■ **WHAT THE EXERCISE ASKS**
Reproduce the data below verbatim, preserving every line in its original order.

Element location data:
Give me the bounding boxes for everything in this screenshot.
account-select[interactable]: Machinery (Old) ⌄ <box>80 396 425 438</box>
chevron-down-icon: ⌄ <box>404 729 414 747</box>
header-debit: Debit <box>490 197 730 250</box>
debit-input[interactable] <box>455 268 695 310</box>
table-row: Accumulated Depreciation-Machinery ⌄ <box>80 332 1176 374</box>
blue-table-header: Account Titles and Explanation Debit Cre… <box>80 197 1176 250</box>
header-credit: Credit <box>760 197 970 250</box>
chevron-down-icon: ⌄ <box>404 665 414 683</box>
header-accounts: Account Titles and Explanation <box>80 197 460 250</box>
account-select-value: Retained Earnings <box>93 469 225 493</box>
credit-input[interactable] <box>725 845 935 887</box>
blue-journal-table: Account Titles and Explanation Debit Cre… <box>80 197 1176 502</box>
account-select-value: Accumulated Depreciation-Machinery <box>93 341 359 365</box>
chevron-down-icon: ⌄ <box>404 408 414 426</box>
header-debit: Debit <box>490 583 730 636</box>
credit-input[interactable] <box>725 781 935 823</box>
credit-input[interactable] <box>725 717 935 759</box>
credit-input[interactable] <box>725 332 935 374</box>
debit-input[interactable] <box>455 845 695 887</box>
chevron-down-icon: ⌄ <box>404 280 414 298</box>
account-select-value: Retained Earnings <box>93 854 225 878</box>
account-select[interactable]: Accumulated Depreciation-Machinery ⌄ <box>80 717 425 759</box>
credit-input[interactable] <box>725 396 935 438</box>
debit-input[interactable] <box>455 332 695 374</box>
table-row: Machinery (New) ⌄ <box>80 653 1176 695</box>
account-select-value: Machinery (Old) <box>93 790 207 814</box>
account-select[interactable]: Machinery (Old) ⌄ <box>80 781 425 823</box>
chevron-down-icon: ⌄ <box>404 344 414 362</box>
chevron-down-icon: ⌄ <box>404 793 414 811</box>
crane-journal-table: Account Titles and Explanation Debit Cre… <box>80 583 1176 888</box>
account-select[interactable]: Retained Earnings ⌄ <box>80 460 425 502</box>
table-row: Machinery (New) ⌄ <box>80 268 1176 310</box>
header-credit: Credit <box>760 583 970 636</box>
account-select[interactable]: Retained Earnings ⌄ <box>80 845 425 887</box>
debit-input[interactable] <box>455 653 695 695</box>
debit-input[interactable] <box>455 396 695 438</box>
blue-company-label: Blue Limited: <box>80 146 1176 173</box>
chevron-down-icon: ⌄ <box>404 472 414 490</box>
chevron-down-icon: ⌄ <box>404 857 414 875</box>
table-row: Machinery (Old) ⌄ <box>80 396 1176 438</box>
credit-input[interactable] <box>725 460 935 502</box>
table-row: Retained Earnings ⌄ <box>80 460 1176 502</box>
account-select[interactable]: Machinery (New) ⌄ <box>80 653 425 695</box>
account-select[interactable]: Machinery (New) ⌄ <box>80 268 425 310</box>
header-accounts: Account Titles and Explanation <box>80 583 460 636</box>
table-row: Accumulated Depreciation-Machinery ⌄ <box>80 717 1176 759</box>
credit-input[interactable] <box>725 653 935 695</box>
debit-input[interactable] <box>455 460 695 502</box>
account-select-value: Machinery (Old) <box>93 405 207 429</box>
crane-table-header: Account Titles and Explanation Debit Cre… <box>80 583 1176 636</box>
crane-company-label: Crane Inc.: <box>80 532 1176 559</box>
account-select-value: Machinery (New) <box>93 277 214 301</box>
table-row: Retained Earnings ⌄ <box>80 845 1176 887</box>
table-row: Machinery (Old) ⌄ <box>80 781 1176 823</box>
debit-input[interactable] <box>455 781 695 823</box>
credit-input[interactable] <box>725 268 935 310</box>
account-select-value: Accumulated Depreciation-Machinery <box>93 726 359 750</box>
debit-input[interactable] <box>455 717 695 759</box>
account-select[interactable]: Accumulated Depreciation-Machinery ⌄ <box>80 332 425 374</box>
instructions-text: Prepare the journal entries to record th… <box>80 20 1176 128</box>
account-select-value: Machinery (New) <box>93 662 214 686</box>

■ **TASK OUTPUT**
Give me the bounding boxes for everything in this screenshot.
account-select[interactable]: Machinery (Old) ⌄ <box>80 396 425 438</box>
chevron-down-icon: ⌄ <box>404 729 414 747</box>
header-debit: Debit <box>490 197 730 250</box>
debit-input[interactable] <box>455 268 695 310</box>
table-row: Accumulated Depreciation-Machinery ⌄ <box>80 332 1176 374</box>
blue-table-header: Account Titles and Explanation Debit Cre… <box>80 197 1176 250</box>
header-credit: Credit <box>760 197 970 250</box>
chevron-down-icon: ⌄ <box>404 665 414 683</box>
header-accounts: Account Titles and Explanation <box>80 197 460 250</box>
account-select-value: Retained Earnings <box>93 469 225 493</box>
credit-input[interactable] <box>725 845 935 887</box>
blue-journal-table: Account Titles and Explanation Debit Cre… <box>80 197 1176 502</box>
account-select-value: Accumulated Depreciation-Machinery <box>93 341 359 365</box>
chevron-down-icon: ⌄ <box>404 408 414 426</box>
header-debit: Debit <box>490 583 730 636</box>
credit-input[interactable] <box>725 781 935 823</box>
credit-input[interactable] <box>725 717 935 759</box>
credit-input[interactable] <box>725 332 935 374</box>
debit-input[interactable] <box>455 845 695 887</box>
chevron-down-icon: ⌄ <box>404 280 414 298</box>
account-select-value: Retained Earnings <box>93 854 225 878</box>
account-select[interactable]: Accumulated Depreciation-Machinery ⌄ <box>80 717 425 759</box>
credit-input[interactable] <box>725 396 935 438</box>
debit-input[interactable] <box>455 332 695 374</box>
table-row: Machinery (New) ⌄ <box>80 653 1176 695</box>
account-select-value: Machinery (Old) <box>93 790 207 814</box>
account-select[interactable]: Machinery (Old) ⌄ <box>80 781 425 823</box>
chevron-down-icon: ⌄ <box>404 344 414 362</box>
chevron-down-icon: ⌄ <box>404 793 414 811</box>
crane-journal-table: Account Titles and Explanation Debit Cre… <box>80 583 1176 888</box>
account-select[interactable]: Retained Earnings ⌄ <box>80 460 425 502</box>
table-row: Machinery (New) ⌄ <box>80 268 1176 310</box>
header-credit: Credit <box>760 583 970 636</box>
account-select[interactable]: Retained Earnings ⌄ <box>80 845 425 887</box>
debit-input[interactable] <box>455 653 695 695</box>
debit-input[interactable] <box>455 396 695 438</box>
blue-company-label: Blue Limited: <box>80 146 1176 173</box>
chevron-down-icon: ⌄ <box>404 472 414 490</box>
chevron-down-icon: ⌄ <box>404 857 414 875</box>
table-row: Machinery (Old) ⌄ <box>80 396 1176 438</box>
credit-input[interactable] <box>725 460 935 502</box>
table-row: Retained Earnings ⌄ <box>80 460 1176 502</box>
account-select[interactable]: Machinery (New) ⌄ <box>80 653 425 695</box>
account-select[interactable]: Machinery (New) ⌄ <box>80 268 425 310</box>
header-accounts: Account Titles and Explanation <box>80 583 460 636</box>
table-row: Accumulated Depreciation-Machinery ⌄ <box>80 717 1176 759</box>
credit-input[interactable] <box>725 653 935 695</box>
debit-input[interactable] <box>455 460 695 502</box>
account-select-value: Machinery (Old) <box>93 405 207 429</box>
crane-table-header: Account Titles and Explanation Debit Cre… <box>80 583 1176 636</box>
crane-company-label: Crane Inc.: <box>80 532 1176 559</box>
account-select-value: Machinery (New) <box>93 277 214 301</box>
table-row: Retained Earnings ⌄ <box>80 845 1176 887</box>
table-row: Machinery (Old) ⌄ <box>80 781 1176 823</box>
debit-input[interactable] <box>455 781 695 823</box>
credit-input[interactable] <box>725 268 935 310</box>
account-select-value: Accumulated Depreciation-Machinery <box>93 726 359 750</box>
debit-input[interactable] <box>455 717 695 759</box>
account-select[interactable]: Accumulated Depreciation-Machinery ⌄ <box>80 332 425 374</box>
instructions-text: Prepare the journal entries to record th… <box>80 20 1176 128</box>
account-select-value: Machinery (New) <box>93 662 214 686</box>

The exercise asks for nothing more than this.